◆ **What you will do**
Pick out each line containing the string "salám".
+--
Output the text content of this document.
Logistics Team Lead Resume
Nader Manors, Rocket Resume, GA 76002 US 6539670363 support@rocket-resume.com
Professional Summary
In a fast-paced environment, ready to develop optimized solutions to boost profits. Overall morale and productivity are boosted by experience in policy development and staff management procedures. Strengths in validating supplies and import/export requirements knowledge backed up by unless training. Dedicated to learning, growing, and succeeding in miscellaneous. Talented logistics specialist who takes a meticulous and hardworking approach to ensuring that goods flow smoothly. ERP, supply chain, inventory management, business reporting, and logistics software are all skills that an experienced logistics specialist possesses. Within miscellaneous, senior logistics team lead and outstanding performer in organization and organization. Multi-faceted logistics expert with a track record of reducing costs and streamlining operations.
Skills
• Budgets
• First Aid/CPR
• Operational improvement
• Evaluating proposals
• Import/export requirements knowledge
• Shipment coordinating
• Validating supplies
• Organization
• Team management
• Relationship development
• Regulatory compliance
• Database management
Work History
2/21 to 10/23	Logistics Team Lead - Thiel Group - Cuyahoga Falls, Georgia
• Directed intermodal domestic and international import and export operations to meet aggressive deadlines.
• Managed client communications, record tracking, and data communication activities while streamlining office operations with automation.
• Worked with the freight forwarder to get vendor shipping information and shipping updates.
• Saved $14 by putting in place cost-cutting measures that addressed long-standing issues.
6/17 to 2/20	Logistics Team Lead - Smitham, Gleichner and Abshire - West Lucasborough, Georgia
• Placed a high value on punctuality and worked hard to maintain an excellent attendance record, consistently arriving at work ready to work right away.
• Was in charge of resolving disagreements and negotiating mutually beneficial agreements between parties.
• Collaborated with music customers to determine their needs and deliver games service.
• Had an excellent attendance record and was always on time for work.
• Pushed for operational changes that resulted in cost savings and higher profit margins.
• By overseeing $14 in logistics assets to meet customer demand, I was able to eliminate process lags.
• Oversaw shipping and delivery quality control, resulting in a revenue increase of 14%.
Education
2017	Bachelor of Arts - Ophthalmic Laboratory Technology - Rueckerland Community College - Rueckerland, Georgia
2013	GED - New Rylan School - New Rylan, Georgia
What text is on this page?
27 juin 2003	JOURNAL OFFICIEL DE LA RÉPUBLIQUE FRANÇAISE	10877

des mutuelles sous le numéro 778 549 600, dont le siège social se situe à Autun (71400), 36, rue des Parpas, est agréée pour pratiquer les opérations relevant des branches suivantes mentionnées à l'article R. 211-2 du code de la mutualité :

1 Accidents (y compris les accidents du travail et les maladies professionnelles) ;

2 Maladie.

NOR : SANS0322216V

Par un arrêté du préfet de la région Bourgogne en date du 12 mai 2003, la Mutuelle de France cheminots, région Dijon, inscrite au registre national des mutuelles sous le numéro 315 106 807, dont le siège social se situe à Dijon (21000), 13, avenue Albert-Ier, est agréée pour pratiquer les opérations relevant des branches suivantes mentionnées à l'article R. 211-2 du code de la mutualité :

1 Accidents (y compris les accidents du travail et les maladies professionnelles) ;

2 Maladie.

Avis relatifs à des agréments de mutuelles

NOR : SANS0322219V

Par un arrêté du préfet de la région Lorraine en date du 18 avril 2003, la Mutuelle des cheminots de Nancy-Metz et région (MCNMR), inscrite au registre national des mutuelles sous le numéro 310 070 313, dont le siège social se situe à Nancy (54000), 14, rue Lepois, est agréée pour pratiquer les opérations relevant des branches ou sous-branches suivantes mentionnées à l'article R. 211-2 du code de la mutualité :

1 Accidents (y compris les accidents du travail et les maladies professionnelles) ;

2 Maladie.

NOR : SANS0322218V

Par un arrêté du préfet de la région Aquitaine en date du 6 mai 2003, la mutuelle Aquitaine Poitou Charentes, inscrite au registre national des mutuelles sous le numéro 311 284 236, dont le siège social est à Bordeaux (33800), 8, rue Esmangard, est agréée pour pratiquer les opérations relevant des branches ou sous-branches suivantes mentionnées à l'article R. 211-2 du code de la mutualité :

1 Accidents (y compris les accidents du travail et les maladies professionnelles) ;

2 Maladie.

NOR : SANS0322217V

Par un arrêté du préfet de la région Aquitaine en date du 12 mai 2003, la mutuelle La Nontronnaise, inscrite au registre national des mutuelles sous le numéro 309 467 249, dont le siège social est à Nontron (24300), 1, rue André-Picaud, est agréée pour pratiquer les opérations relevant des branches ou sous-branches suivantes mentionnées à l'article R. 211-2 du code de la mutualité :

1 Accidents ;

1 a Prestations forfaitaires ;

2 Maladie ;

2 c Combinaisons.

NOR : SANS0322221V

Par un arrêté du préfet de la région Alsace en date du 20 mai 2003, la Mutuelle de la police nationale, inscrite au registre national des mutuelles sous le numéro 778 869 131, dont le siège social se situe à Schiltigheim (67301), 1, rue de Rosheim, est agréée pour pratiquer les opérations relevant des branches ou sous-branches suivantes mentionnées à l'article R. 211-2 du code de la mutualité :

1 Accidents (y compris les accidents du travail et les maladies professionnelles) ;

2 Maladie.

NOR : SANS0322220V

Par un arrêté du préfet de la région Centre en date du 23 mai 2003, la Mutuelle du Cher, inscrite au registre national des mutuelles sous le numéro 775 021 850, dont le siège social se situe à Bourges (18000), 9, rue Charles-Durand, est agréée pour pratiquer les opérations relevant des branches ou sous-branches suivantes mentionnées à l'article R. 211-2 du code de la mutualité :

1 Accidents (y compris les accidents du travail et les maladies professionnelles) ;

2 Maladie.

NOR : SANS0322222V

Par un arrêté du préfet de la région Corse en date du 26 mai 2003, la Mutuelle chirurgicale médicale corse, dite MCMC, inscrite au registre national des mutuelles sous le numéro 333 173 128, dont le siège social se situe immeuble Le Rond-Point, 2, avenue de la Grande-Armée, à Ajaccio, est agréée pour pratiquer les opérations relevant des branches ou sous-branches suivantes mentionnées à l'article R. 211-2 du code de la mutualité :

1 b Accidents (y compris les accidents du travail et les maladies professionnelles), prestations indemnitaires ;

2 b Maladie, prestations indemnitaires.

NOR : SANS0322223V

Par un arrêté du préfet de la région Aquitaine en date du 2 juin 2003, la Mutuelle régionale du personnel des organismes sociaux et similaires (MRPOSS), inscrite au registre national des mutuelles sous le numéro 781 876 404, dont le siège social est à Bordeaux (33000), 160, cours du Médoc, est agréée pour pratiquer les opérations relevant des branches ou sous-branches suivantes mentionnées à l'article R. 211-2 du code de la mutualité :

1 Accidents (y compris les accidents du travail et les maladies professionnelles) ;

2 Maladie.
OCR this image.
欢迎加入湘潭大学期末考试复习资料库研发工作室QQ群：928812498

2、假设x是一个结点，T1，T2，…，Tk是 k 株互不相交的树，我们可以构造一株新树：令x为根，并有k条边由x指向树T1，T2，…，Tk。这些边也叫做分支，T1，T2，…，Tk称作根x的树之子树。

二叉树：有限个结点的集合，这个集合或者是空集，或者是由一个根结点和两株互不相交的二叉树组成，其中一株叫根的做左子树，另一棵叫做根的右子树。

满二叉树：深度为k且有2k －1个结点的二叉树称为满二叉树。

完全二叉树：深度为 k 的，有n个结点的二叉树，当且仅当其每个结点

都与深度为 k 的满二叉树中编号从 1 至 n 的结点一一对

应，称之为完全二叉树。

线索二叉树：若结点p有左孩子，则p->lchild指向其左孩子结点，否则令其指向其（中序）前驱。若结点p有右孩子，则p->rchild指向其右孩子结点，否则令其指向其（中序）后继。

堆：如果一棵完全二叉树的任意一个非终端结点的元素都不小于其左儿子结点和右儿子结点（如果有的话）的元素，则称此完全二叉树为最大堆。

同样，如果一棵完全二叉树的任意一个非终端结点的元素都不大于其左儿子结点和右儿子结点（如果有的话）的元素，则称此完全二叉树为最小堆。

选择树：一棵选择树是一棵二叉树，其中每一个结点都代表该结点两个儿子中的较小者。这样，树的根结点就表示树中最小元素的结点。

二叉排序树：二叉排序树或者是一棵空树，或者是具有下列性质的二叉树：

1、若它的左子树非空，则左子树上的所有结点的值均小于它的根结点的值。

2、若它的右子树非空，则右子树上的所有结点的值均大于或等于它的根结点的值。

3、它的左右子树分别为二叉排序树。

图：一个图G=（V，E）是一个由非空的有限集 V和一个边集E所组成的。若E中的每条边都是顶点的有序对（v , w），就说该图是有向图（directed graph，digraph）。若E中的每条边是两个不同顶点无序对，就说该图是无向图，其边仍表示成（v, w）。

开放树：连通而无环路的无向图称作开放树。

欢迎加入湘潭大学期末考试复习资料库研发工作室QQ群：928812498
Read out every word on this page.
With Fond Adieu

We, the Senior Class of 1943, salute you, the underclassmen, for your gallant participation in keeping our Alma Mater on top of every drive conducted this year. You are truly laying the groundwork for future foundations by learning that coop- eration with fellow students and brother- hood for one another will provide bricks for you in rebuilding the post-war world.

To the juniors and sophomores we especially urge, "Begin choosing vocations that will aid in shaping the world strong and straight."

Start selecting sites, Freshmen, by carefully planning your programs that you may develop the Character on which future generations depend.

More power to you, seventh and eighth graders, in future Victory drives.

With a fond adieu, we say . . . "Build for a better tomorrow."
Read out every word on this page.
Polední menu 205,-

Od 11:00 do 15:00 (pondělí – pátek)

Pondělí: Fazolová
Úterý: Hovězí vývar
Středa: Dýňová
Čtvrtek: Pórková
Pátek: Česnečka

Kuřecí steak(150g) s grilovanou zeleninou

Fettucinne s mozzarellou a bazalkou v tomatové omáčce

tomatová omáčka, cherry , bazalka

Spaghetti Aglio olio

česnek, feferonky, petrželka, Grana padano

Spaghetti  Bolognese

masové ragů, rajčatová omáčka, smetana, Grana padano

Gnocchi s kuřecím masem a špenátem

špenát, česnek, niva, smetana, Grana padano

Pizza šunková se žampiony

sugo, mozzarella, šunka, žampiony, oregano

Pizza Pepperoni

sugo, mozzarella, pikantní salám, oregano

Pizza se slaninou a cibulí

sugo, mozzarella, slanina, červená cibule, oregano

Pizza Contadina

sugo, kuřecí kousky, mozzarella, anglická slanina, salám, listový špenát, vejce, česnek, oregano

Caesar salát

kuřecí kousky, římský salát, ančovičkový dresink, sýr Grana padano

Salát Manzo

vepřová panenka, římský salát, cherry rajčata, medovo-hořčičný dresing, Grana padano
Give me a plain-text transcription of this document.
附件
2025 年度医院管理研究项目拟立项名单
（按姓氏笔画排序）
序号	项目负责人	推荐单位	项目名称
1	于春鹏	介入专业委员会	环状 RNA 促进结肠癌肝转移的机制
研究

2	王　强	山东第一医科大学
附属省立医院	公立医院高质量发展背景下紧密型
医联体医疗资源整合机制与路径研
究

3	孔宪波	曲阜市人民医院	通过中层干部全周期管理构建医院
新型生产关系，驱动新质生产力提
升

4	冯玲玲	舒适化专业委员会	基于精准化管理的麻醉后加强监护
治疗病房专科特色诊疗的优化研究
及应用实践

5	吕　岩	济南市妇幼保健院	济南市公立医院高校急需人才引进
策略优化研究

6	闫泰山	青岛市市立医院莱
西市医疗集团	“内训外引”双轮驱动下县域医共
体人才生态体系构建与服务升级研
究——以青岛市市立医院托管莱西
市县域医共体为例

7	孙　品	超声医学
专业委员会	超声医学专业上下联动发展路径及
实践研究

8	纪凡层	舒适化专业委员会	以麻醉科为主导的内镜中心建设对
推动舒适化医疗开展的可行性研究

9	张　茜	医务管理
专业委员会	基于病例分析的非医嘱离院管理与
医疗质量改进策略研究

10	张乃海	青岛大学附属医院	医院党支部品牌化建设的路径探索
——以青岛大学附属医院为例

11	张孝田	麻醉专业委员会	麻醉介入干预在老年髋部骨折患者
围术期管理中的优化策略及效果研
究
+--
◆ **Exercise result**
sugo, mozzarella, pikantní salám, oregano
sugo, kuřecí kousky, mozzarella, anglická slanina, salám, listový špenát, vejce, česnek, oregano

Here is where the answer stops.